- **Exercise directions**
Search the material for the string "两个确立", then return every line where it is found.

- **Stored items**
>>>>>

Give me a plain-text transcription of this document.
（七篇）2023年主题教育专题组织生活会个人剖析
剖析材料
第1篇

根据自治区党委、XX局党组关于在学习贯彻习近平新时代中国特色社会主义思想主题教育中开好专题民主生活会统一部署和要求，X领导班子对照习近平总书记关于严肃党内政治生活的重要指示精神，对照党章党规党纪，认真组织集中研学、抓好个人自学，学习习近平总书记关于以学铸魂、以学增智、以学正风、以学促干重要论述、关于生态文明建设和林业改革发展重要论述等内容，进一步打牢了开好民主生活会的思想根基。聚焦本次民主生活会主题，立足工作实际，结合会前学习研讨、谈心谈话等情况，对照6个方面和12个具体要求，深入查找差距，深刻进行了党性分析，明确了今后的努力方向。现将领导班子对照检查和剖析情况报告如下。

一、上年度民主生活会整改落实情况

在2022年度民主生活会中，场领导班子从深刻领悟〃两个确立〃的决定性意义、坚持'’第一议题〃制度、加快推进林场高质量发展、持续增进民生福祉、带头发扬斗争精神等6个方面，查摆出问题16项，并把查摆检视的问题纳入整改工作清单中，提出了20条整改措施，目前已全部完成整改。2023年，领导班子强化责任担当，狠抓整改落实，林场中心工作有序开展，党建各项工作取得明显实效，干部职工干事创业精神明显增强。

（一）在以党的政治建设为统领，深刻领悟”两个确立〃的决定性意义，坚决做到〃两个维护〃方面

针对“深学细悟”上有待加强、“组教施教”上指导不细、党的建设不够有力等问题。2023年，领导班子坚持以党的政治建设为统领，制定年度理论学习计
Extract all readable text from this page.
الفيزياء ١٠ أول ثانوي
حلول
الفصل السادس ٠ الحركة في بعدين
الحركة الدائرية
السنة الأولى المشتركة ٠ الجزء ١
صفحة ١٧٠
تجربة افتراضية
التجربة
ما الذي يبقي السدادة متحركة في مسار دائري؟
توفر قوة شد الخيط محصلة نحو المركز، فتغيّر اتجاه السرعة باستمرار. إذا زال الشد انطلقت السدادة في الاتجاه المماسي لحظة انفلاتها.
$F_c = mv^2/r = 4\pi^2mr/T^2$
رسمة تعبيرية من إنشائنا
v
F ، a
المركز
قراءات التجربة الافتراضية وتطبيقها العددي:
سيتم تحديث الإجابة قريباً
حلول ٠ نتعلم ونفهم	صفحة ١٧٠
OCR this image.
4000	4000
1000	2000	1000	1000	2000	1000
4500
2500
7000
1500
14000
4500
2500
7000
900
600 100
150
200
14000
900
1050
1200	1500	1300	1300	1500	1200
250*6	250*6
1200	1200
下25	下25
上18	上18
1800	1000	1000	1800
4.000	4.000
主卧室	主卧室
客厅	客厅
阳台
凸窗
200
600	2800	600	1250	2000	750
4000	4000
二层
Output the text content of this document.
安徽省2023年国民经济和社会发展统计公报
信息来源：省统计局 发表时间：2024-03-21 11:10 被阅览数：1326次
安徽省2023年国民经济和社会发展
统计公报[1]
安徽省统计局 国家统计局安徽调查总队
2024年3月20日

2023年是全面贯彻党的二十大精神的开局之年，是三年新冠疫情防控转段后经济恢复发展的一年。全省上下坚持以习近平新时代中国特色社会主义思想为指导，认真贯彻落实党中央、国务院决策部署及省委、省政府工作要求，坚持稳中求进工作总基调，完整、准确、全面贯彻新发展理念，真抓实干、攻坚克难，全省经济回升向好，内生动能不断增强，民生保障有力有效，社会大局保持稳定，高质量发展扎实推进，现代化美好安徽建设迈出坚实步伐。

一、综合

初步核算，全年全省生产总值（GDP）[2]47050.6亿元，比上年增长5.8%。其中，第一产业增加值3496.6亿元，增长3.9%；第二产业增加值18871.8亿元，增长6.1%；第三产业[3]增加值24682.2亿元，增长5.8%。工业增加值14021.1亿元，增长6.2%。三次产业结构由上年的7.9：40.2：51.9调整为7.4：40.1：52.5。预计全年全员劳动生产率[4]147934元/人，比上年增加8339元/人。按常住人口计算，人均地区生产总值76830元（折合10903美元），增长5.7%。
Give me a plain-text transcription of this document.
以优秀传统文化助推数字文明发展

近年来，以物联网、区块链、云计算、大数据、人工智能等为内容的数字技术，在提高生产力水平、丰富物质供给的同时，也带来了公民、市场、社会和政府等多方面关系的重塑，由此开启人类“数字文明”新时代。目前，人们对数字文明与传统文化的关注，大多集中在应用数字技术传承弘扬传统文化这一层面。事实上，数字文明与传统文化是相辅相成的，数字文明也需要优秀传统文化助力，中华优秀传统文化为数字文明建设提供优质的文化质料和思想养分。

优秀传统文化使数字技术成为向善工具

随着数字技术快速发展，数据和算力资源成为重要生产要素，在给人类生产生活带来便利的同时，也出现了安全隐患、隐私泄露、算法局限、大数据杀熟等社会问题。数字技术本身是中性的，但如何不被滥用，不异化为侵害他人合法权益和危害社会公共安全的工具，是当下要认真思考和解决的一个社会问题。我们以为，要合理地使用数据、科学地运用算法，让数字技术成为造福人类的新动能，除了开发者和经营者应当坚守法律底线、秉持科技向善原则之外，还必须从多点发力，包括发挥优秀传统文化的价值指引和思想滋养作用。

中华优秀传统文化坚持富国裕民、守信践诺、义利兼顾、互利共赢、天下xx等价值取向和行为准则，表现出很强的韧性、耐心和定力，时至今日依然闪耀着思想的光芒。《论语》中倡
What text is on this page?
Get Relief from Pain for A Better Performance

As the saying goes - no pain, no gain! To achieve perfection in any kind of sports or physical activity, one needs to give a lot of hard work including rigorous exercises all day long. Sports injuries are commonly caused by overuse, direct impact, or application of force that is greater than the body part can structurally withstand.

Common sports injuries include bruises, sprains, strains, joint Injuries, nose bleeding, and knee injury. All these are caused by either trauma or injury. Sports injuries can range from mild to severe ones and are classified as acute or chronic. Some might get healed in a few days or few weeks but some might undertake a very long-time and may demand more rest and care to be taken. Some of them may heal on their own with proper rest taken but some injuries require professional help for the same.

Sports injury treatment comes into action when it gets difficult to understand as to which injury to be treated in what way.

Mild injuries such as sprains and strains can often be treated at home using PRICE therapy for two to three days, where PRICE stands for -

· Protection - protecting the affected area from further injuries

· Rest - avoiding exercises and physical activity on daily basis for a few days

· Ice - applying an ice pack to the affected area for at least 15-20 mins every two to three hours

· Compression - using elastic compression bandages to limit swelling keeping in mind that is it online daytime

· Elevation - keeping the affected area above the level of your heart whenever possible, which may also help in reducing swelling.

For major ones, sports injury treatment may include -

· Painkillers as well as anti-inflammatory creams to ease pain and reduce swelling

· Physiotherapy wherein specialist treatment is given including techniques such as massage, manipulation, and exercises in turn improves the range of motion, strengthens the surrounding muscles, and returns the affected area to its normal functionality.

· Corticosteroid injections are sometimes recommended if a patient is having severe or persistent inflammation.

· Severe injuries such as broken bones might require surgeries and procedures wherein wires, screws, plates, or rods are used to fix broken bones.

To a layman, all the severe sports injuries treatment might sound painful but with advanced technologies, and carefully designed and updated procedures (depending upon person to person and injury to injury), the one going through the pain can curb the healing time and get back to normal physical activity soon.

<<<<<

- **Correct output**
在2022年度民主生活会中，场领导班子从深刻领悟〃两个确立〃的决定性意义、坚持'’第一议题〃制度、加快推进林场高质量发展、持续增进民生福祉、带头发扬斗争精神等6个方面，查摆出问题16项，并把查摆检视的问题纳入整改工作清单中，提出了20条整改措施，目前已全部完成整改。2023年，领导班子强化责任担当，狠抓整改落实，林场中心工作有序开展，党建各项工作取得明显实效，干部职工干事创业精神明显增强。
（一）在以党的政治建设为统领，深刻领悟”两个确立〃的决定性意义，坚决做到〃两个维护〃方面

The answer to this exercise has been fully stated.